### STATED PROBLEM
Each record must be retyped in full. No character may differ.

### MATERIAL FOR THIS EXERCISE
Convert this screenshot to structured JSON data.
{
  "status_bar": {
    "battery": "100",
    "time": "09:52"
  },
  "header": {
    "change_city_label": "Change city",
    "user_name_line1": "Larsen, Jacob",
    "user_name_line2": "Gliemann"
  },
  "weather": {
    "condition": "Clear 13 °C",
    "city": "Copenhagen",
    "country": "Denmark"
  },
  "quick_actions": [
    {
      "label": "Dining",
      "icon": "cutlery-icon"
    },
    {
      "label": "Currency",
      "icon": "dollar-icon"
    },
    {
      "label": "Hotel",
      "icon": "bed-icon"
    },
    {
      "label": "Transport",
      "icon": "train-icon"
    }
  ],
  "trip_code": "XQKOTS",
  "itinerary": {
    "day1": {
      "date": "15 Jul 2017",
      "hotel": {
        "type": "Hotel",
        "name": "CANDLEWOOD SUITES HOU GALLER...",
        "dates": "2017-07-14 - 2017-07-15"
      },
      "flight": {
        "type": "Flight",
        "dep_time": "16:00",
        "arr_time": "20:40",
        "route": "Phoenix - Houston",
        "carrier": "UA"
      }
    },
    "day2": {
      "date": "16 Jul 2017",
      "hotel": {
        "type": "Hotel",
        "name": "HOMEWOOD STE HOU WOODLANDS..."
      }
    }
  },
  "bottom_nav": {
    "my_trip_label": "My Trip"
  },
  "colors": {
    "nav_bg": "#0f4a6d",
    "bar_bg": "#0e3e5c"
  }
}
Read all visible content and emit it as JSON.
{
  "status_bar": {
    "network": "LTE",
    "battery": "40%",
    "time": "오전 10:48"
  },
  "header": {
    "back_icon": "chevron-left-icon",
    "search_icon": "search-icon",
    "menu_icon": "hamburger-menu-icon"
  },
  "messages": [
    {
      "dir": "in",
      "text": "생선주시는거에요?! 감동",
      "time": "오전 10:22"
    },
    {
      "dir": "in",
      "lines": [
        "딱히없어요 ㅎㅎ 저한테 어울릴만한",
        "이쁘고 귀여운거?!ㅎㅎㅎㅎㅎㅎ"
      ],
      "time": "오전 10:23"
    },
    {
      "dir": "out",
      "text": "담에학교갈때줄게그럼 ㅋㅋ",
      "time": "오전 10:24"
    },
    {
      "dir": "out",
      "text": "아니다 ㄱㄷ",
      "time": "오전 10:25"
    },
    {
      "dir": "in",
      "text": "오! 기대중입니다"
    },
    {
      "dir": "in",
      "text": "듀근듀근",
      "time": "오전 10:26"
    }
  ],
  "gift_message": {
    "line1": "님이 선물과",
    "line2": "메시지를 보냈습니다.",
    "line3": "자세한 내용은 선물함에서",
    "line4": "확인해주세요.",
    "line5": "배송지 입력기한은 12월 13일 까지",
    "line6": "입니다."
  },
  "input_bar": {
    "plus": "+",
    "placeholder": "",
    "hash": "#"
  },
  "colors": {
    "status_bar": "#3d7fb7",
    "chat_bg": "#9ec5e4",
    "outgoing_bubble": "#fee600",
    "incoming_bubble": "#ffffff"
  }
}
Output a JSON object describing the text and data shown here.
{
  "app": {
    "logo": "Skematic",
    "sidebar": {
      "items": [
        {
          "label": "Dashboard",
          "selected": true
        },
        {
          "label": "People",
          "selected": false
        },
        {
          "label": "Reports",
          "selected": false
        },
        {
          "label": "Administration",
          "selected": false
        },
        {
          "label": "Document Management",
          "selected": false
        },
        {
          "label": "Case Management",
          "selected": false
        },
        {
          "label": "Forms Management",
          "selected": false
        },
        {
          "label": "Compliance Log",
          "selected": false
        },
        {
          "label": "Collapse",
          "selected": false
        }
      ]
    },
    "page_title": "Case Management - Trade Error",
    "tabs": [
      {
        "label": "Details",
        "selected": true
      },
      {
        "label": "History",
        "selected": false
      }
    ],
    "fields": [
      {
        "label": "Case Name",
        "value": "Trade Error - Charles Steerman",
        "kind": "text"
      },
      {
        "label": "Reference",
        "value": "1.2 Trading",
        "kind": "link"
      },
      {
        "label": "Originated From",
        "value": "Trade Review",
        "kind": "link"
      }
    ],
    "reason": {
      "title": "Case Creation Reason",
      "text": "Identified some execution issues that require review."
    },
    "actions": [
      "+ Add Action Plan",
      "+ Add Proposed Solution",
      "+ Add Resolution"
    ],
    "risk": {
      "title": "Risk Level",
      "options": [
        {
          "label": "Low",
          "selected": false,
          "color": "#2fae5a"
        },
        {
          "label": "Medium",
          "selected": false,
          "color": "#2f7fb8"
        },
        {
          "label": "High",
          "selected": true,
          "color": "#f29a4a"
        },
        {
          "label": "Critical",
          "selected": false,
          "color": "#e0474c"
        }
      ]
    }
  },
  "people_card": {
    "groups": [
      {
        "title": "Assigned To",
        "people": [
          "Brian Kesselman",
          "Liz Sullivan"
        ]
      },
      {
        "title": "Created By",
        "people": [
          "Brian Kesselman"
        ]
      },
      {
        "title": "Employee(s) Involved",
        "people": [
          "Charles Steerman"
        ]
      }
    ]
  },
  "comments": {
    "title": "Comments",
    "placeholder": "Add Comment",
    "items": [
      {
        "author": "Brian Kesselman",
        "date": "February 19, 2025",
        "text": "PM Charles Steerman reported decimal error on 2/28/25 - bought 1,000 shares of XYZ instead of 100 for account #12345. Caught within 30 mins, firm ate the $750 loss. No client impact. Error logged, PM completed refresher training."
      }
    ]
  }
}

### IN RESPONSE
Convert this screenshot to structured JSON data.
{
  "status_bar": {
    "battery": "100",
    "time": "09:52"
  },
  "header": {
    "change_city_label": "Change city",
    "user_name_line1": "Larsen, Jacob",
    "user_name_line2": "Gliemann"
  },
  "weather": {
    "condition": "Clear 13 °C",
    "city": "Copenhagen",
    "country": "Denmark"
  },
  "quick_actions": [
    {
      "label": "Dining",
      "icon": "cutlery-icon"
    },
    {
      "label": "Currency",
      "icon": "dollar-icon"
    },
    {
      "label": "Hotel",
      "icon": "bed-icon"
    },
    {
      "label": "Transport",
      "icon": "train-icon"
    }
  ],
  "trip_code": "XQKOTS",
  "itinerary": {
    "day1": {
      "date": "15 Jul 2017",
      "hotel": {
        "type": "Hotel",
        "name": "CANDLEWOOD SUITES HOU GALLER...",
        "dates": "2017-07-14 - 2017-07-15"
      },
      "flight": {
        "type": "Flight",
        "dep_time": "16:00",
        "arr_time": "20:40",
        "route": "Phoenix - Houston",
        "carrier": "UA"
      }
    },
    "day2": {
      "date": "16 Jul 2017",
      "hotel": {
        "type": "Hotel",
        "name": "HOMEWOOD STE HOU WOODLANDS..."
      }
    }
  },
  "bottom_nav": {
    "my_trip_label": "My Trip"
  },
  "colors": {
    "nav_bg": "#0f4a6d",
    "bar_bg": "#0e3e5c"
  }
}
Read all visible content and emit it as JSON.
{
  "status_bar": {
    "network": "LTE",
    "battery": "40%",
    "time": "오전 10:48"
  },
  "header": {
    "back_icon": "chevron-left-icon",
    "search_icon": "search-icon",
    "menu_icon": "hamburger-menu-icon"
  },
  "messages": [
    {
      "dir": "in",
      "text": "생선주시는거에요?! 감동",
      "time": "오전 10:22"
    },
    {
      "dir": "in",
      "lines": [
        "딱히없어요 ㅎㅎ 저한테 어울릴만한",
        "이쁘고 귀여운거?!ㅎㅎㅎㅎㅎㅎ"
      ],
      "time": "오전 10:23"
    },
    {
      "dir": "out",
      "text": "담에학교갈때줄게그럼 ㅋㅋ",
      "time": "오전 10:24"
    },
    {
      "dir": "out",
      "text": "아니다 ㄱㄷ",
      "time": "오전 10:25"
    },
    {
      "dir": "in",
      "text": "오! 기대중입니다"
    },
    {
      "dir": "in",
      "text": "듀근듀근",
      "time": "오전 10:26"
    }
  ],
  "gift_message": {
    "line1": "님이 선물과",
    "line2": "메시지를 보냈습니다.",
    "line3": "자세한 내용은 선물함에서",
    "line4": "확인해주세요.",
    "line5": "배송지 입력기한은 12월 13일 까지",
    "line6": "입니다."
  },
  "input_bar": {
    "plus": "+",
    "placeholder": "",
    "hash": "#"
  },
  "colors": {
    "status_bar": "#3d7fb7",
    "chat_bg": "#9ec5e4",
    "outgoing_bubble": "#fee600",
    "incoming_bubble": "#ffffff"
  }
}
Output a JSON object describing the text and data shown here.
{
  "app": {
    "logo": "Skematic",
    "sidebar": {
      "items": [
        {
          "label": "Dashboard",
          "selected": true
        },
        {
          "label": "People",
          "selected": false
        },
        {
          "label": "Reports",
          "selected": false
        },
        {
          "label": "Administration",
          "selected": false
        },
        {
          "label": "Document Management",
          "selected": false
        },
        {
          "label": "Case Management",
          "selected": false
        },
        {
          "label": "Forms Management",
          "selected": false
        },
        {
          "label": "Compliance Log",
          "selected": false
        },
        {
          "label": "Collapse",
          "selected": false
        }
      ]
    },
    "page_title": "Case Management - Trade Error",
    "tabs": [
      {
        "label": "Details",
        "selected": true
      },
      {
        "label": "History",
        "selected": false
      }
    ],
    "fields": [
      {
        "label": "Case Name",
        "value": "Trade Error - Charles Steerman",
        "kind": "text"
      },
      {
        "label": "Reference",
        "value": "1.2 Trading",
        "kind": "link"
      },
      {
        "label": "Originated From",
        "value": "Trade Review",
        "kind": "link"
      }
    ],
    "reason": {
      "title": "Case Creation Reason",
      "text": "Identified some execution issues that require review."
    },
    "actions": [
      "+ Add Action Plan",
      "+ Add Proposed Solution",
      "+ Add Resolution"
    ],
    "risk": {
      "title": "Risk Level",
      "options": [
        {
          "label": "Low",
          "selected": false,
          "color": "#2fae5a"
        },
        {
          "label": "Medium",
          "selected": false,
          "color": "#2f7fb8"
        },
        {
          "label": "High",
          "selected": true,
          "color": "#f29a4a"
        },
        {
          "label": "Critical",
          "selected": false,
          "color": "#e0474c"
        }
      ]
    }
  },
  "people_card": {
    "groups": [
      {
        "title": "Assigned To",
        "people": [
          "Brian Kesselman",
          "Liz Sullivan"
        ]
      },
      {
        "title": "Created By",
        "people": [
          "Brian Kesselman"
        ]
      },
      {
        "title": "Employee(s) Involved",
        "people": [
          "Charles Steerman"
        ]
      }
    ]
  },
  "comments": {
    "title": "Comments",
    "placeholder": "Add Comment",
    "items": [
      {
        "author": "Brian Kesselman",
        "date": "February 19, 2025",
        "text": "PM Charles Steerman reported decimal error on 2/28/25 - bought 1,000 shares of XYZ instead of 100 for account #12345. Caught within 30 mins, firm ate the $750 loss. No client impact. Error logged, PM completed refresher training."
      }
    ]
  }
}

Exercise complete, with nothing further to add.